- **Provided data**
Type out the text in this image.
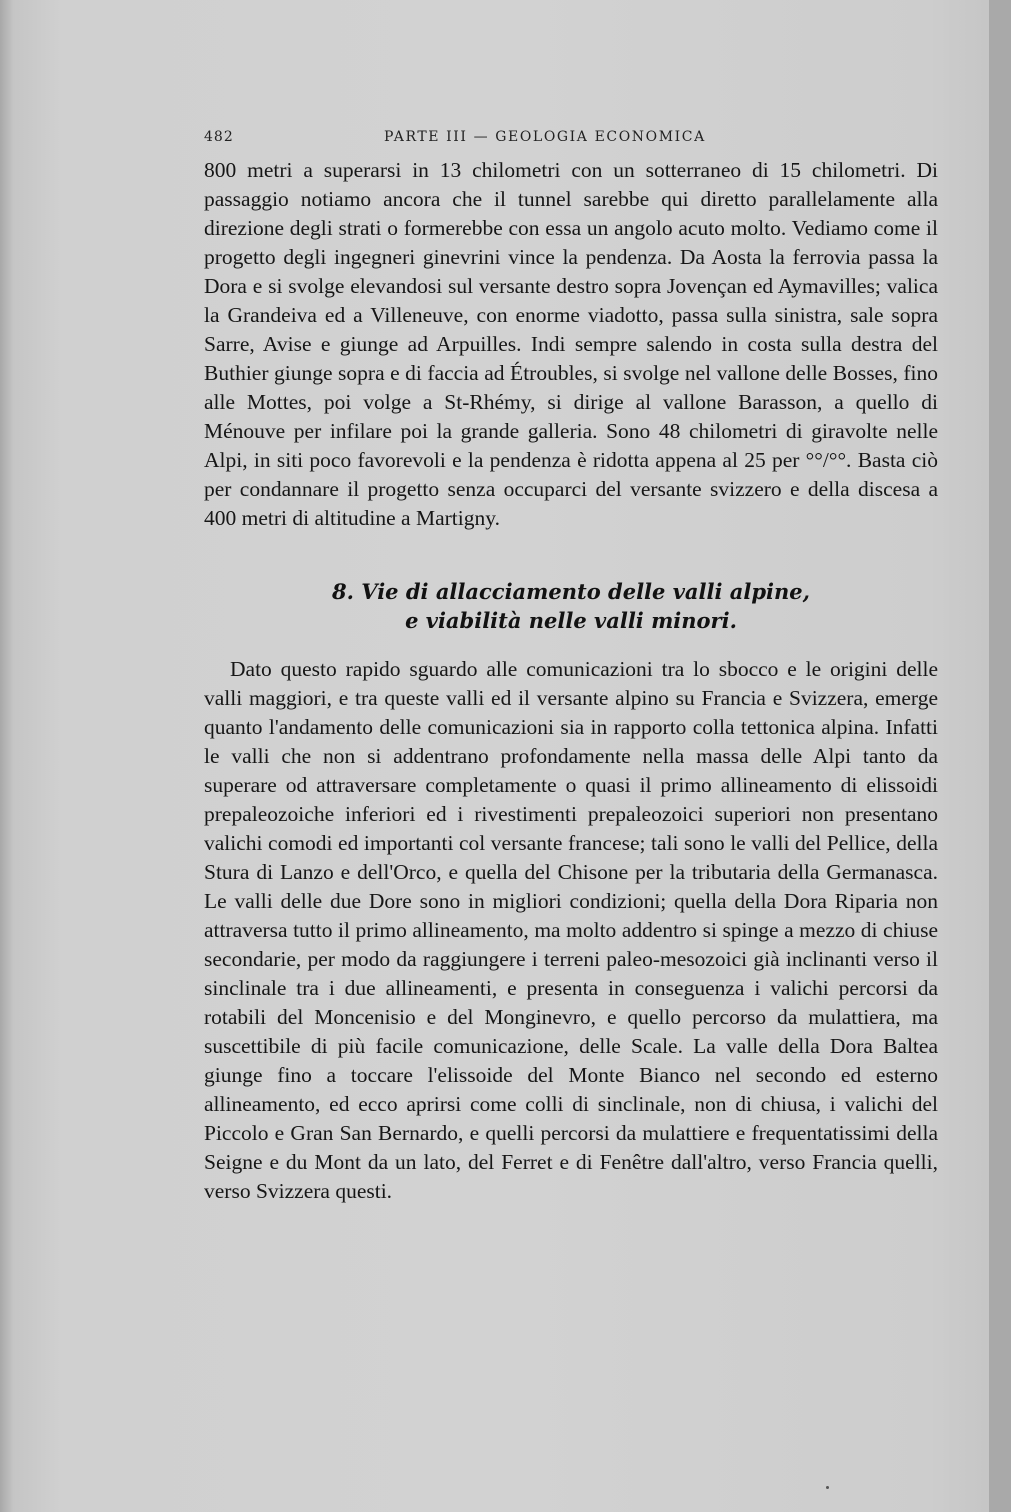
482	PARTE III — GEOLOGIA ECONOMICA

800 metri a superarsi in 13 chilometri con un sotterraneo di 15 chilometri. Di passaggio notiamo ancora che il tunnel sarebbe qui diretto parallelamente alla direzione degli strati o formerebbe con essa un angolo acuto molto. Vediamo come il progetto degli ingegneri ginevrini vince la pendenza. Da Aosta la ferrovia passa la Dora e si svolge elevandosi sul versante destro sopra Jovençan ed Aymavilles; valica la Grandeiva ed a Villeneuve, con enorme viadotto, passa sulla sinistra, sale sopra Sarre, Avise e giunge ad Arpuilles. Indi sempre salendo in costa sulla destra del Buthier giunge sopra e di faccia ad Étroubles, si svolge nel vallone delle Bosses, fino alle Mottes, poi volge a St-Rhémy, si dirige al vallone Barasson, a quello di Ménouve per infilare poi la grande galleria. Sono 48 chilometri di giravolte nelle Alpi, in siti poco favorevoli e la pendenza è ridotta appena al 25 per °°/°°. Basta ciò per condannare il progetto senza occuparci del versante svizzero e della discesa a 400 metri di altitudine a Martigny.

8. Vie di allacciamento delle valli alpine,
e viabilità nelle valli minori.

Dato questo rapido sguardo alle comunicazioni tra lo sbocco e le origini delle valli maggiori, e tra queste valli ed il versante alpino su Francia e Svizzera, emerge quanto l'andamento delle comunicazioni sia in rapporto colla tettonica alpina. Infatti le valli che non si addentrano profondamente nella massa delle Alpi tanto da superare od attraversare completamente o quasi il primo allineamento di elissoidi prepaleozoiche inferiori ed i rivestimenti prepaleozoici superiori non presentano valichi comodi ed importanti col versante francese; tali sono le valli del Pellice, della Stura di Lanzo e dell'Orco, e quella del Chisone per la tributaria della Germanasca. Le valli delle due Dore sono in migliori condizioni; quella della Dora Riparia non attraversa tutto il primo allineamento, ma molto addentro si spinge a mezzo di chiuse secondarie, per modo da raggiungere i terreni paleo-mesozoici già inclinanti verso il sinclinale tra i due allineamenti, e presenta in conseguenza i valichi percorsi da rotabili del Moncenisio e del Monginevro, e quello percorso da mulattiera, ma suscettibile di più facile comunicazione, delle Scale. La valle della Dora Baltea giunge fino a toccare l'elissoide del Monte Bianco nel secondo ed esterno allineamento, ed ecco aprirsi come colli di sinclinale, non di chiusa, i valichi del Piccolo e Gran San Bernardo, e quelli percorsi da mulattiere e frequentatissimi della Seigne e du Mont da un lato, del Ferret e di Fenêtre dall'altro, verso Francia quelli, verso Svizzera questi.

--

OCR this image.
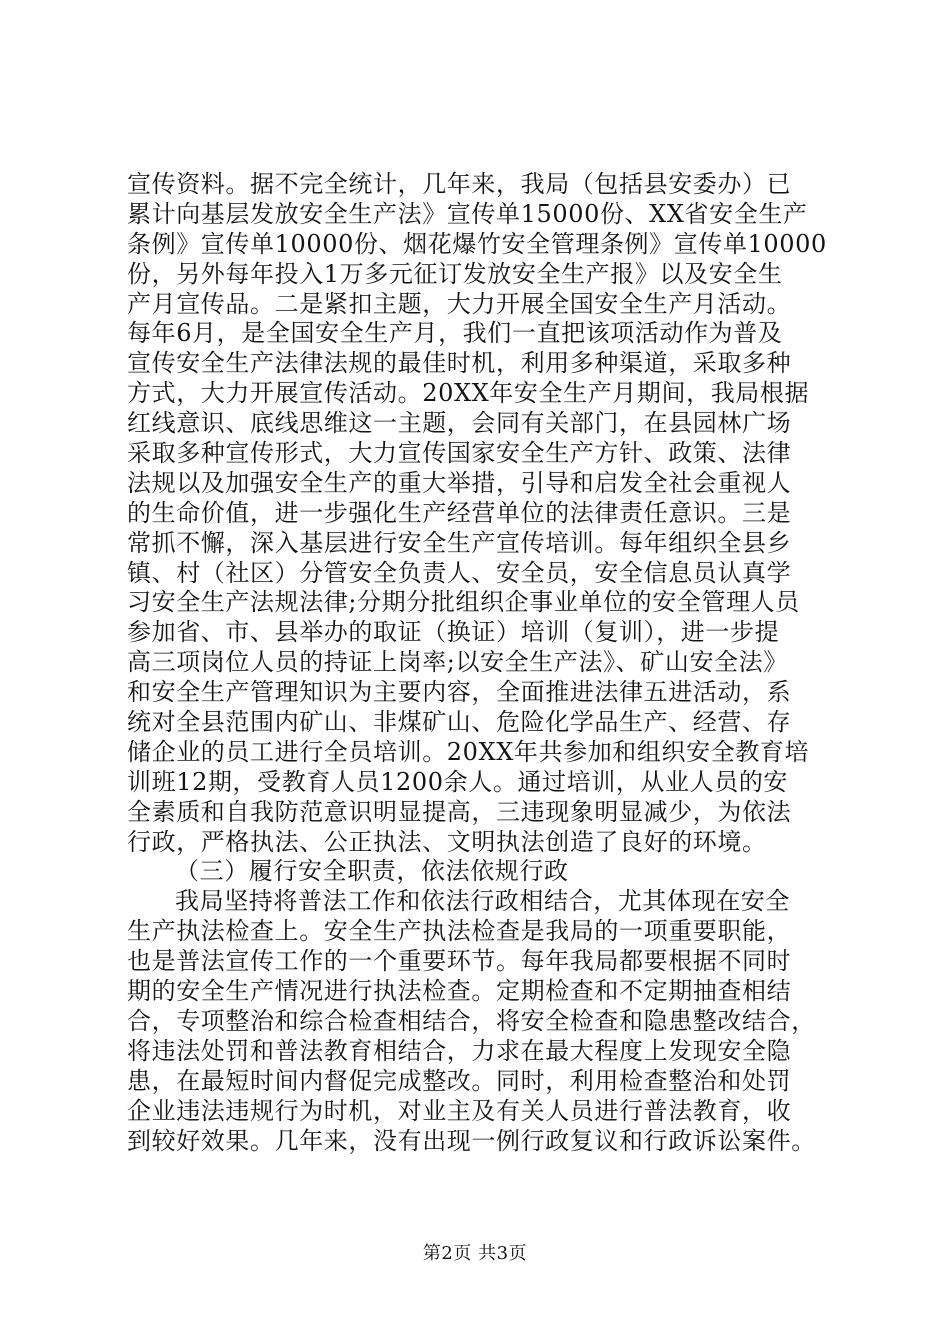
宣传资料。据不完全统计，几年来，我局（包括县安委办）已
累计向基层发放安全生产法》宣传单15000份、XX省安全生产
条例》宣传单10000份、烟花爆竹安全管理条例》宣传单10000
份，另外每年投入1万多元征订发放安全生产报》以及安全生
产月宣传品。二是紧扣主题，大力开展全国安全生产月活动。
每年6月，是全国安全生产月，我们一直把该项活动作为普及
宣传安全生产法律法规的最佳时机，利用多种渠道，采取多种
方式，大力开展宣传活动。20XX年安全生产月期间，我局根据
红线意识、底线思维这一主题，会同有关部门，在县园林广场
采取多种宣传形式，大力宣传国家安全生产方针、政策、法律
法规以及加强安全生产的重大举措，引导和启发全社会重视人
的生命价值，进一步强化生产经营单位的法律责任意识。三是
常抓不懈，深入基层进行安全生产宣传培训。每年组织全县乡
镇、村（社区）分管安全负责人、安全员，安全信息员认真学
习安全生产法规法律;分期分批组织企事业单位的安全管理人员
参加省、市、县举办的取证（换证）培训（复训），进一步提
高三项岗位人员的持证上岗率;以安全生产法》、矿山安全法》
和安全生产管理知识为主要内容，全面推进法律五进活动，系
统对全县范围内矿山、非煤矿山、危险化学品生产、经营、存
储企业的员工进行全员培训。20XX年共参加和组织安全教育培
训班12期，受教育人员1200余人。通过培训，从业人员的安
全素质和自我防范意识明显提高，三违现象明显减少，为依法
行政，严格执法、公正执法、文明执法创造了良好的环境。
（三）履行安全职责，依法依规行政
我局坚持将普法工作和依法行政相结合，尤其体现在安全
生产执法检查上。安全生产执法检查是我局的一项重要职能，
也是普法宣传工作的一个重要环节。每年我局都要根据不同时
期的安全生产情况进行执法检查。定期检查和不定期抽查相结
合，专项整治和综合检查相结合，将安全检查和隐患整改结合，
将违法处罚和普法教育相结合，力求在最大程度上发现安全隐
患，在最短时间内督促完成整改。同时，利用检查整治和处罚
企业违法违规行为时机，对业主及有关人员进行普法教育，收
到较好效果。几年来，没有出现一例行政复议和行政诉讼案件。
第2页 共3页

- **Aim**
Using the listing above, pick out each line that contains the word "this", then copy it.

- **Task result**
Type out the text in this image.
OCR this image.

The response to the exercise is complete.